- **FRAGMENTO DEL TEXTO**
↓

El poeta ixhuateco llegó a casa al anochecer del 31 de octubre con su criatura recién nacida en la ciudad de Tuxtla Gutiérrez, en donde él vive y trabaja. No vi si la traía bajo el brazo –como suele decir el lugar común– o en la mano, ya que, fiel a la estirpe, la criatura era ligera de carnes –como casi todo poemario lo es–, como quien dice, es más huesos, sudores, lágrimas, sangre, besos y restos de emociones de todas calidades.

 

A pesar de que el poeta y yo desde junio teníamos una cita pendiente, verlo parado ante mi ventana me causó sorpresa, la que de inmediato nos iluminó con sendas sonrisas. Recién duchado, le pedí me permitiera acicalarme; me preparaba para asistir a un velorio de un primer todos santos. No era aquella una noche de brujas, sino una mandada hacer para recordar a los difuntos –las mujeres enfrente de los altares cuajados de frutas, alimentos, flores y bebidas, y los hombres afuera en el corredor, en círculo, ambos grupos charlando– mientras en el cielo las nubes corrían llevadas por el viento dejando a ratos entrever la luna, que en todo octubre no pudo lucirse.

 

Recibí al poeta con un apretón de manos y lo hice pasar a la sala de espera de mi consultorio. No hablamos de los velorios de esa noche ni los del día siguiente, sino que él de inmediato me hizo entrega de su poemario, lo que me hizo pensar que llevaba prisa o a que nos conocemos poco (era la tercera vez que nos veíamos en 10 meses).

↑

- **LISTADO PROPORCIONADO**
↓

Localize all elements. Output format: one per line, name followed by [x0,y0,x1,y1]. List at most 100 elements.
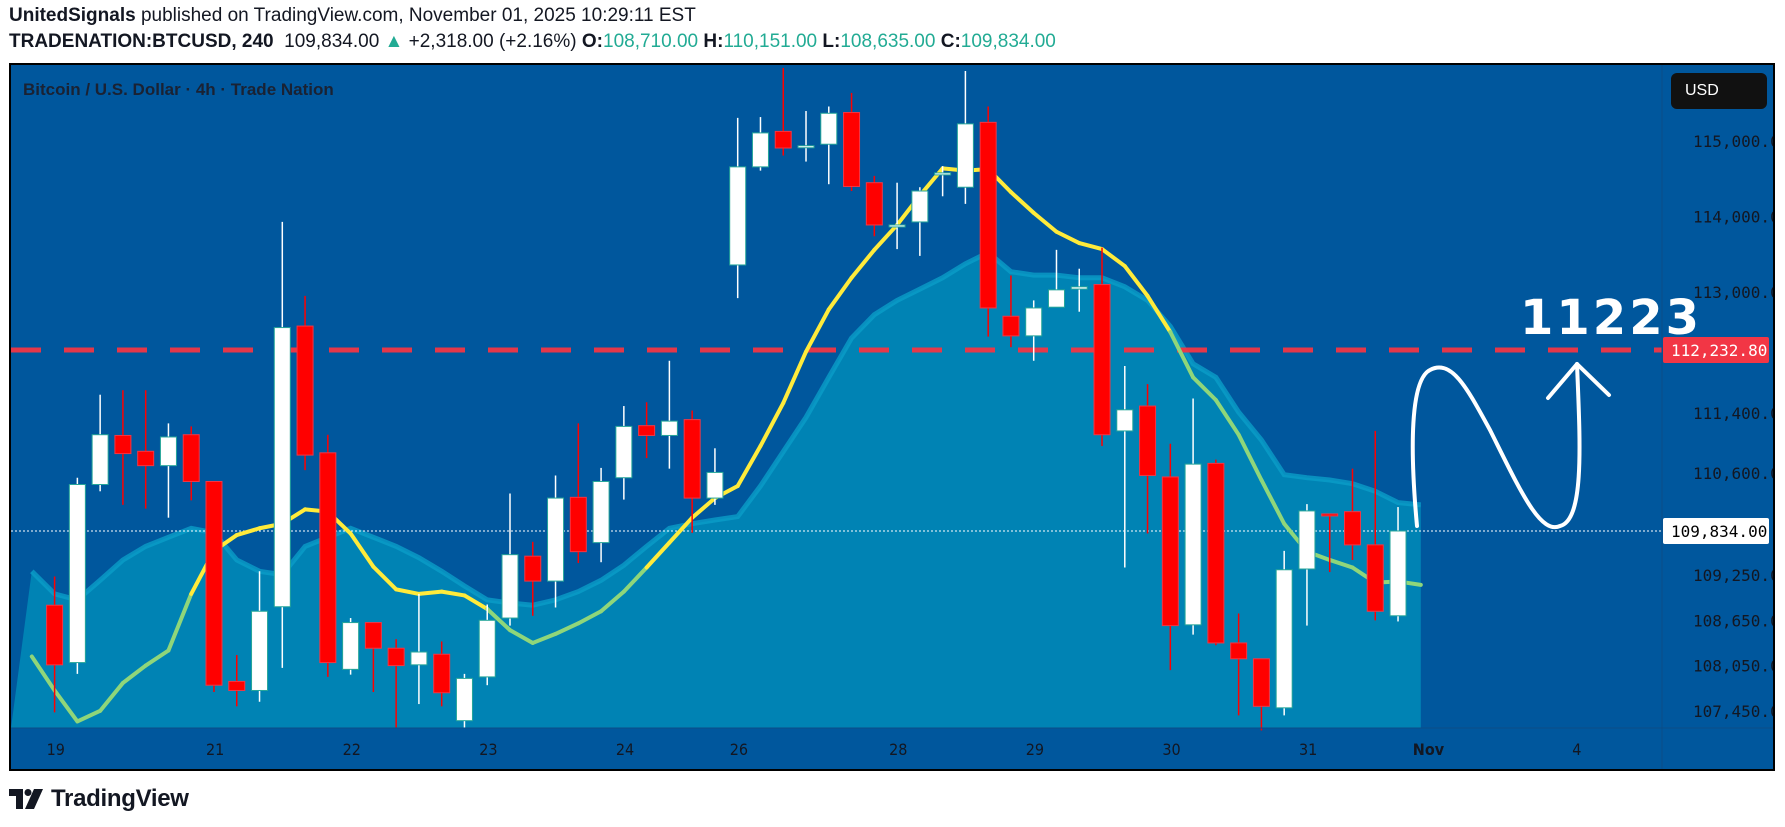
candle[interactable] [888,224,906,228]
ma-line-segment [1236,432,1264,482]
candle[interactable] [1139,405,1157,476]
candle[interactable] [91,434,109,486]
symbol-line: TRADENATION:BTCUSD, 240 109,834.00 ▲ +2,… [9,31,1056,53]
candle[interactable] [547,497,565,582]
candle[interactable] [1093,284,1111,436]
candle[interactable] [273,327,291,608]
close-value: 109,834.00 [960,31,1056,52]
candle[interactable] [1070,286,1088,290]
candle[interactable] [364,622,382,649]
price-tick-label: 111,400.00 [1693,404,1773,423]
time-tick-label: Nov [1413,740,1445,759]
candle[interactable] [865,182,883,226]
up-arrow-icon: ▲ [384,31,404,52]
ma-line-segment [1100,247,1127,269]
candle[interactable] [1298,510,1316,570]
candle[interactable] [296,325,314,456]
ma-line-segment [371,564,399,592]
candle[interactable] [1366,544,1384,612]
candle[interactable] [615,425,633,479]
candle[interactable] [1025,307,1043,337]
candle[interactable] [1207,462,1225,644]
time-tick-label: 23 [479,740,497,759]
ma-line-segment [530,631,558,645]
price-tick-label: 109,250.00 [1693,566,1773,585]
candle[interactable] [478,619,496,678]
ma-line-segment [758,401,786,449]
candle[interactable] [751,132,769,168]
candle[interactable] [1389,530,1407,617]
candle[interactable] [1047,289,1065,308]
candlestick-chart[interactable]: 115,000.00 114,000.00 113,000.00 111,400.00… [11,65,1773,769]
ma-line-segment [1054,229,1082,246]
candle[interactable] [137,450,155,467]
price-tick-label: 108,050.00 [1693,657,1773,676]
candle[interactable] [820,112,838,145]
candle[interactable] [774,130,792,149]
candle[interactable] [911,190,929,223]
chart-frame[interactable]: 115,000.00 114,000.00 113,000.00 111,400.00… [9,63,1775,771]
candle[interactable] [68,484,86,664]
candle[interactable] [46,604,64,666]
candle[interactable] [1252,658,1270,707]
candle[interactable] [524,555,542,582]
candle[interactable] [979,121,997,309]
tradingview-logo[interactable]: TradingView [9,785,189,813]
level-price-label: 112,232.80 [1671,341,1767,360]
candle[interactable] [592,480,610,544]
ma-line-segment [1145,293,1173,335]
ma-area-line [30,249,1422,608]
time-tick-label: 26 [730,740,748,759]
candle[interactable] [387,647,405,667]
candle[interactable] [1116,409,1134,432]
candle[interactable] [182,434,200,482]
projection-wave-path[interactable] [1410,362,1582,530]
ma-line-segment [1191,375,1218,402]
low-value: 108,635.00 [840,31,936,52]
candle[interactable] [159,436,177,467]
candle[interactable] [455,677,473,722]
candle[interactable] [706,471,724,499]
ma-line-segment [439,589,467,598]
publish-line: UnitedSignals published on TradingView.c… [9,5,696,27]
candle[interactable] [114,434,132,455]
ma-line-segment [143,648,171,668]
candle[interactable] [660,420,678,436]
ma-line-segment [667,515,695,545]
ma-line-segment [1213,397,1241,437]
candle[interactable] [1002,315,1020,337]
candle[interactable] [228,680,246,691]
candle[interactable] [1184,463,1202,626]
ma-line-segment [166,591,194,653]
candle[interactable] [638,425,656,436]
candle[interactable] [205,480,223,686]
candle[interactable] [1321,513,1339,517]
candle[interactable] [729,166,747,266]
candle[interactable] [251,610,269,691]
candle[interactable] [1275,569,1293,709]
candle[interactable] [956,123,974,188]
candle[interactable] [683,419,701,499]
open-value: 108,710.00 [603,31,699,52]
candle[interactable] [797,145,815,149]
ma-line-segment [1031,210,1059,234]
candle[interactable] [1161,476,1179,627]
tradingview-wordmark: TradingView [51,785,189,812]
candle[interactable] [342,622,360,670]
author-name[interactable]: UnitedSignals [9,5,136,26]
candle[interactable] [501,554,519,619]
chart-legend-title: Bitcoin / U.S. Dollar · 4h · Trade Natio… [23,80,334,99]
ma-line-segment [394,587,421,596]
candle[interactable] [934,172,952,176]
candle[interactable] [319,452,337,664]
ma-line-segment [98,680,125,713]
ma-line-segment [52,688,80,724]
candle[interactable] [410,651,428,666]
currency-button[interactable]: USD [1671,73,1767,109]
candle[interactable] [843,112,861,187]
candle[interactable] [569,496,587,553]
candle[interactable] [433,653,451,694]
candle[interactable] [1230,642,1248,660]
symbol-title: TRADENATION:BTCUSD, 240 [9,31,274,52]
candle[interactable] [1343,511,1361,546]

↑

- **TUS TAREAS**
1. Enumera las cosas de las que estaban cuajados los altares ante los que se encontraban las mujeres, según el fragmento sobre la visita del poeta.
2. Repite al pie de la letra el pasaje del fragmento sobre la visita del poeta que se abre con las palabras que contienen "El poeta ixhuateco" y se cierra con "de todas calidades.".

- **RESPUESTAS POR TAREA**
1. frutas, alimentos, flores, bebidas

2.
El poeta ixhuateco llegó a casa al anochecer del 31 de octubre con su criatura recién nacida en la ciudad de Tuxtla Gutiérrez, en donde él vive y trabaja. No vi si la traía bajo el brazo –como suele decir el lugar común– o en la mano, ya que, fiel a la estirpe, la criatura era ligera de carnes –como casi todo poemario lo es–, como quien dice, es más huesos, sudores, lágrimas, sangre, besos y restos de emociones de todas calidades.